▼▼▼
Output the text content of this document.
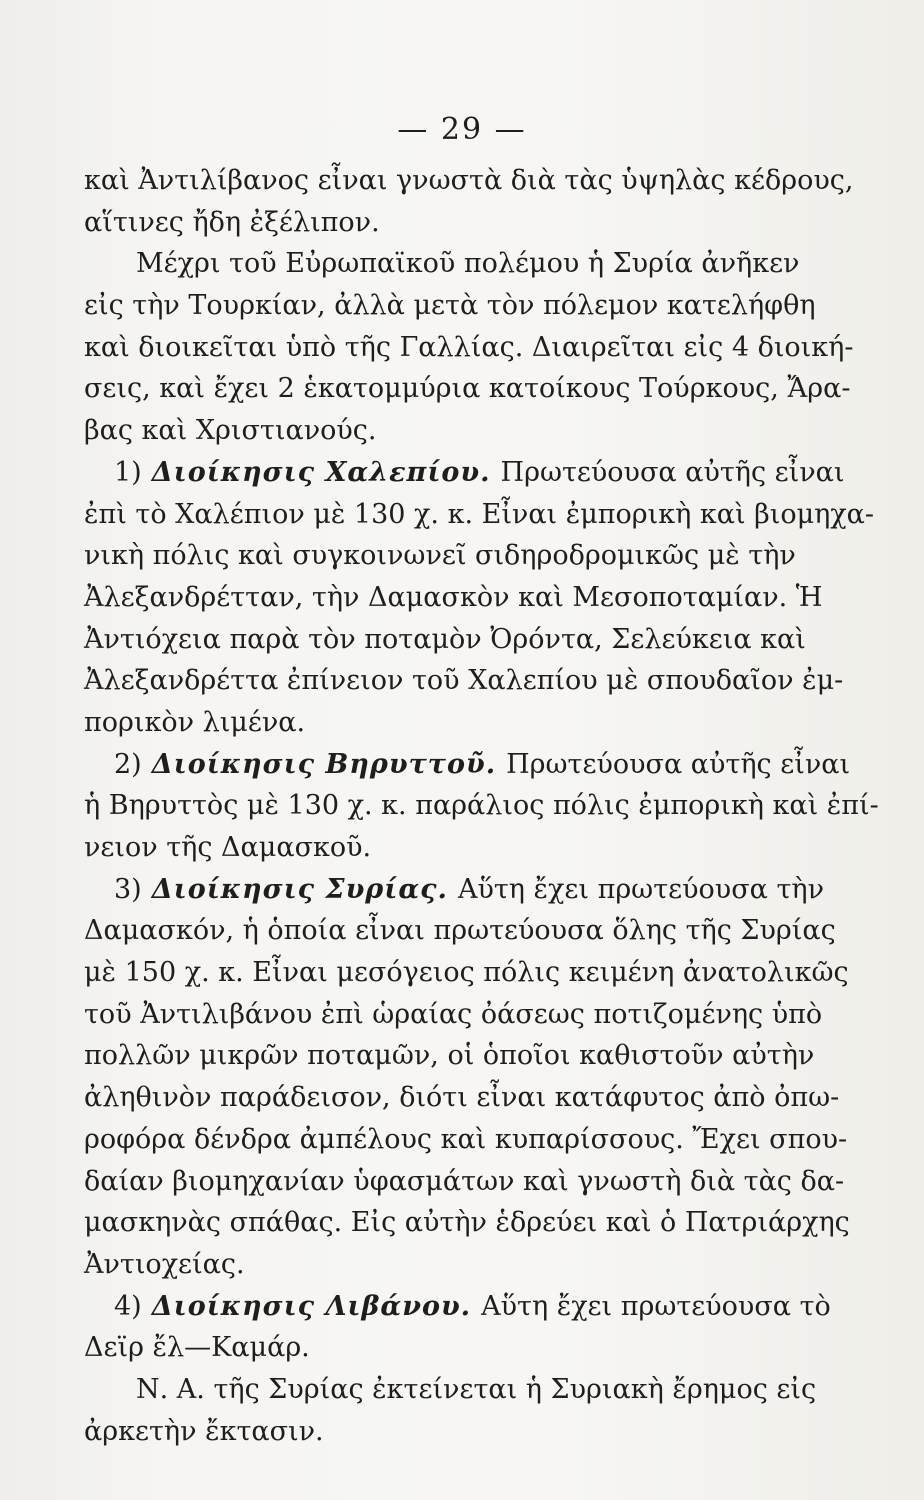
— 29 —
καὶ Ἀντιλίβανος εἶναι γνωστὰ διὰ τὰς ὑψηλὰς κέδρους,
αἵτινες ἤδη ἐξέλιπον.
Μέχρι τοῦ Εὐρωπαϊκοῦ πολέμου ἡ Συρία ἀνῆκεν
εἰς τὴν Τουρκίαν, ἀλλὰ μετὰ τὸν πόλεμον κατελήφθη
καὶ διοικεῖται ὑπὸ τῆς Γαλλίας. Διαιρεῖται εἰς 4 διοική-
σεις, καὶ ἔχει 2 ἑκατομμύρια κατοίκους Τούρκους, Ἄρα-
βας καὶ Χριστιανούς.
1) Διοίκησις Χαλεπίου. Πρωτεύουσα αὐτῆς εἶναι
ἐπὶ τὸ Χαλέπιον μὲ 130 χ. κ. Εἶναι ἐμπορικὴ καὶ βιομηχα-
νικὴ πόλις καὶ συγκοινωνεῖ σιδηροδρομικῶς μὲ τὴν
Ἀλεξανδρέτταν, τὴν Δαμασκὸν καὶ Μεσοποταμίαν. Ἡ
Ἀντιόχεια παρὰ τὸν ποταμὸν Ὀρόντα, Σελεύκεια καὶ
Ἀλεξανδρέττα ἐπίνειον τοῦ Χαλεπίου μὲ σπουδαῖον ἐμ-
πορικὸν λιμένα.
2) Διοίκησις Βηρυττοῦ. Πρωτεύουσα αὐτῆς εἶναι
ἡ Βηρυττὸς μὲ 130 χ. κ. παράλιος πόλις ἐμπορικὴ καὶ ἐπί-
νειον τῆς Δαμασκοῦ.
3) Διοίκησις Συρίας. Αὕτη ἔχει πρωτεύουσα τὴν
Δαμασκόν, ἡ ὁποία εἶναι πρωτεύουσα ὅλης τῆς Συρίας
μὲ 150 χ. κ. Εἶναι μεσόγειος πόλις κειμένη ἀνατολικῶς
τοῦ Ἀντιλιβάνου ἐπὶ ὡραίας ὀάσεως ποτιζομένης ὑπὸ
πολλῶν μικρῶν ποταμῶν, οἱ ὁποῖοι καθιστοῦν αὐτὴν
ἀληθινὸν παράδεισον, διότι εἶναι κατάφυτος ἀπὸ ὀπω-
ροφόρα δένδρα ἀμπέλους καὶ κυπαρίσσους. Ἔχει σπου-
δαίαν βιομηχανίαν ὑφασμάτων καὶ γνωστὴ διὰ τὰς δα-
μασκηνὰς σπάθας. Εἰς αὐτὴν ἑδρεύει καὶ ὁ Πατριάρχης
Ἀντιοχείας.
4) Διοίκησις Λιβάνου. Αὕτη ἔχει πρωτεύουσα τὸ
Δεϊρ ἔλ—Καμάρ.
Ν. Α. τῆς Συρίας ἐκτείνεται ἡ Συριακὴ ἔρημος εἰς
ἀρκετὴν ἔκτασιν.
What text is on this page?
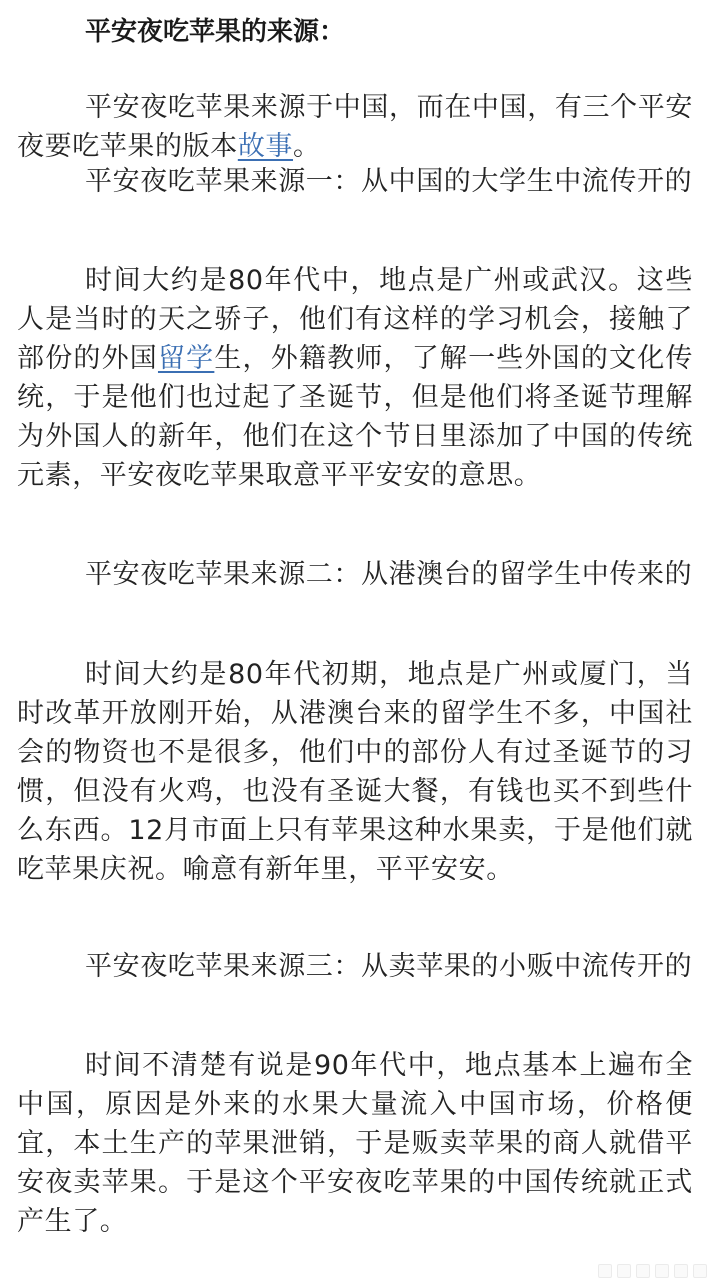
平安夜吃苹果的来源：

平安夜吃苹果来源于中国，而在中国，有三个平安夜要吃苹果的版本故事。

平安夜吃苹果来源一：从中国的大学生中流传开的

时间大约是80年代中，地点是广州或武汉。这些人是当时的天之骄子，他们有这样的学习机会，接触了部份的外国留学生，外籍教师，了解一些外国的文化传统，于是他们也过起了圣诞节，但是他们将圣诞节理解为外国人的新年，他们在这个节日里添加了中国的传统元素，平安夜吃苹果取意平平安安的意思。

平安夜吃苹果来源二：从港澳台的留学生中传来的

时间大约是80年代初期，地点是广州或厦门，当时改革开放刚开始，从港澳台来的留学生不多，中国社会的物资也不是很多，他们中的部份人有过圣诞节的习惯，但没有火鸡，也没有圣诞大餐，有钱也买不到些什么东西。12月市面上只有苹果这种水果卖，于是他们就吃苹果庆祝。喻意有新年里，平平安安。

平安夜吃苹果来源三：从卖苹果的小贩中流传开的

时间不清楚有说是90年代中，地点基本上遍布全中国，原因是外来的水果大量流入中国市场，价格便宜，本土生产的苹果泄销，于是贩卖苹果的商人就借平安夜卖苹果。于是这个平安夜吃苹果的中国传统就正式产生了。
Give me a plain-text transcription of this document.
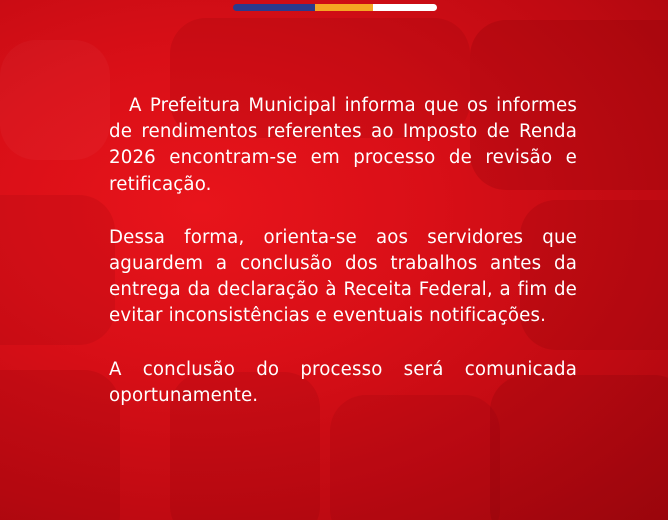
A Prefeitura Municipal informa que os informes de rendimentos referentes ao Imposto de Renda 2026 encontram-se em processo de revisão e retificação.

Dessa forma, orienta-se aos servidores que aguardem a conclusão dos trabalhos antes da entrega da declaração à Receita Federal, a fim de evitar inconsistências e eventuais notificações.

A conclusão do processo será comunicada oportunamente.
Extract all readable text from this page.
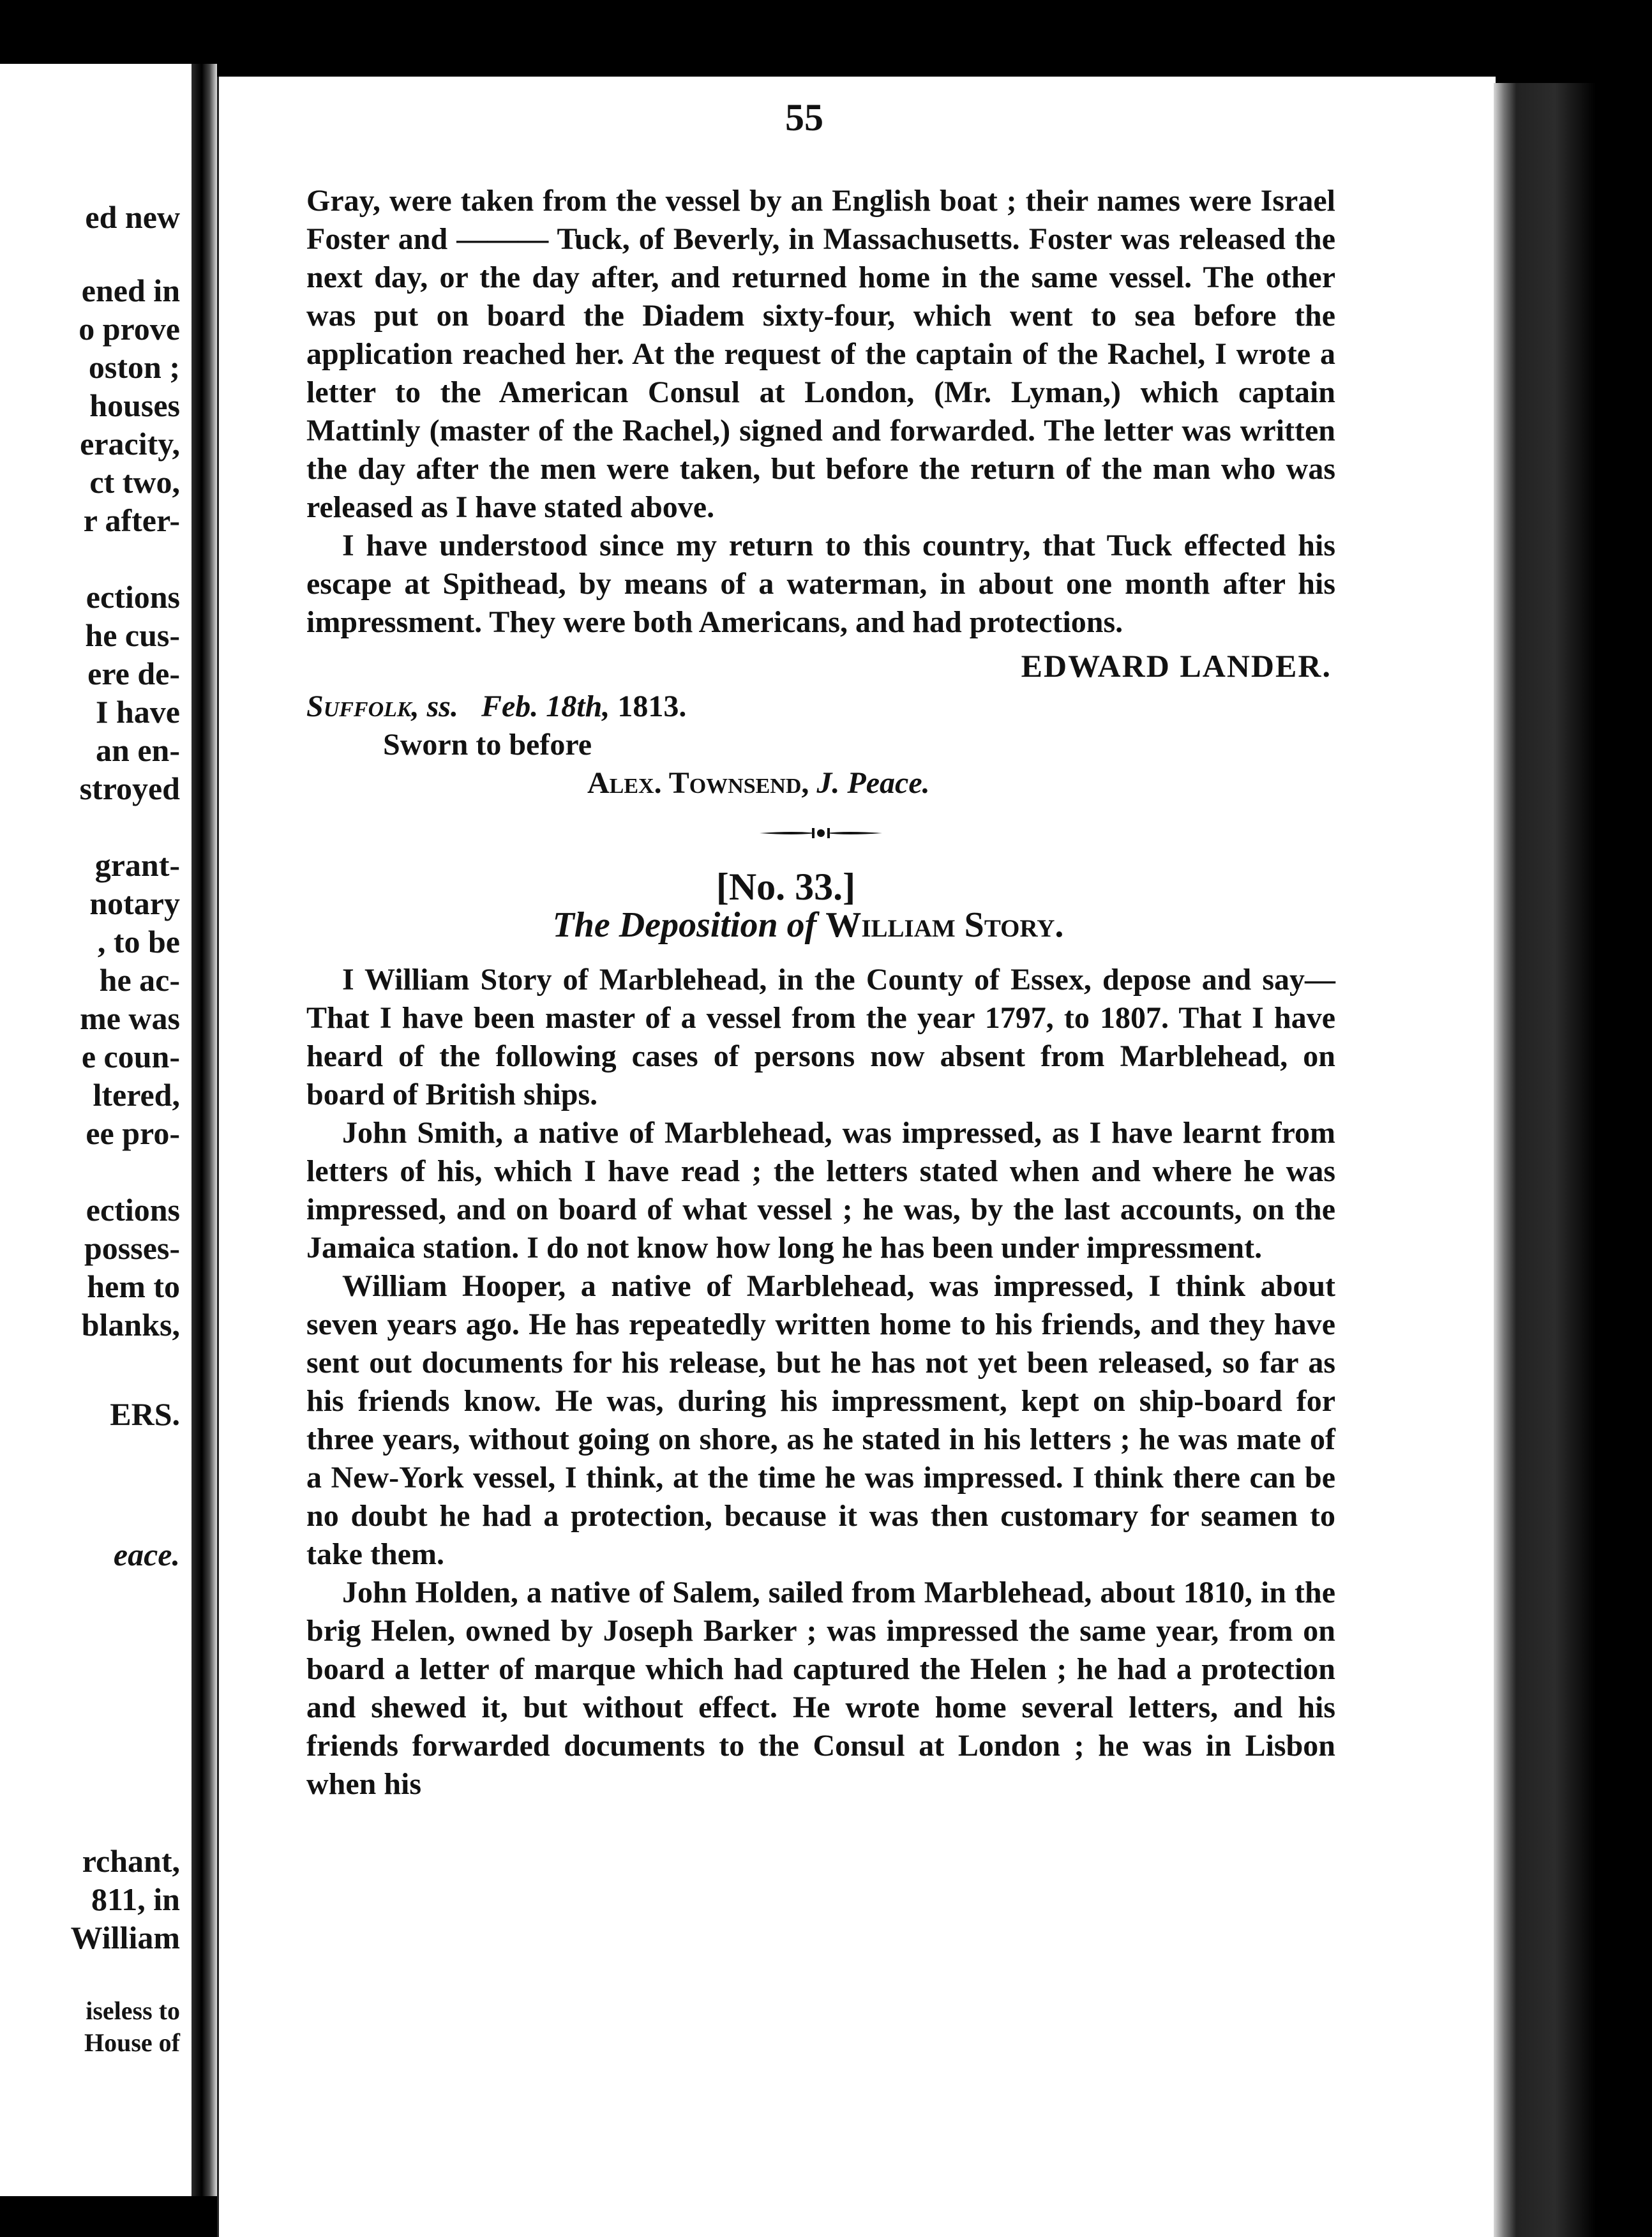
ed new
ened in
o prove
oston ;
houses
eracity,
ct two,
r after-
ections
he cus-
ere de-
I have
an en-
stroyed
grant-
notary
, to be
he ac-
me was
e coun-
ltered,
ee pro-
ections
posses-
hem to
blanks,
ERS.
eace.
rchant,
811, in
William
iseless to
House of
55

Gray, were taken from the vessel by an English boat ; their names were Israel Foster and ——— Tuck, of Beverly, in Massachusetts. Foster was released the next day, or the day after, and returned home in the same vessel. The other was put on board the Diadem sixty-four, which went to sea before the application reached her. At the request of the captain of the Rachel, I wrote a letter to the American Consul at London, (Mr. Lyman,) which captain Mattinly (master of the Rachel,) signed and forwarded. The letter was written the day after the men were taken, but before the return of the man who was released as I have stated above.

I have understood since my return to this country, that Tuck effected his escape at Spithead, by means of a waterman, in about one month after his impressment. They were both Americans, and had protections.

EDWARD LANDER.
Suffolk, ss. Feb. 18th, 1813.
Sworn to before
Alex. Townsend, J. Peace.
[No. 33.]
The Deposition of William Story.

I William Story of Marblehead, in the County of Essex, depose and say—That I have been master of a vessel from the year 1797, to 1807. That I have heard of the following cases of persons now absent from Marblehead, on board of British ships.

John Smith, a native of Marblehead, was impressed, as I have learnt from letters of his, which I have read ; the letters stated when and where he was impressed, and on board of what vessel ; he was, by the last accounts, on the Jamaica station. I do not know how long he has been under impressment.

William Hooper, a native of Marblehead, was impressed, I think about seven years ago. He has repeatedly written home to his friends, and they have sent out documents for his release, but he has not yet been released, so far as his friends know. He was, during his impressment, kept on ship-board for three years, without going on shore, as he stated in his letters ; he was mate of a New-York vessel, I think, at the time he was impressed. I think there can be no doubt he had a protection, because it was then customary for seamen to take them.

John Holden, a native of Salem, sailed from Marblehead, about 1810, in the brig Helen, owned by Joseph Barker ; was impressed the same year, from on board a letter of marque which had captured the Helen ; he had a protection and shewed it, but without effect. He wrote home several letters, and his friends forwarded documents to the Consul at London ; he was in Lisbon when his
▲▲▲
- Work required: Out of the material above, select every line that holds the string "ἐμπορικὴ".

- The result:
ἐπὶ τὸ Χαλέπιον μὲ 130 χ. κ. Εἶναι ἐμπορικὴ καὶ βιομηχα-
ἡ Βηρυττὸς μὲ 130 χ. κ. παράλιος πόλις ἐμπορικὴ καὶ ἐπί-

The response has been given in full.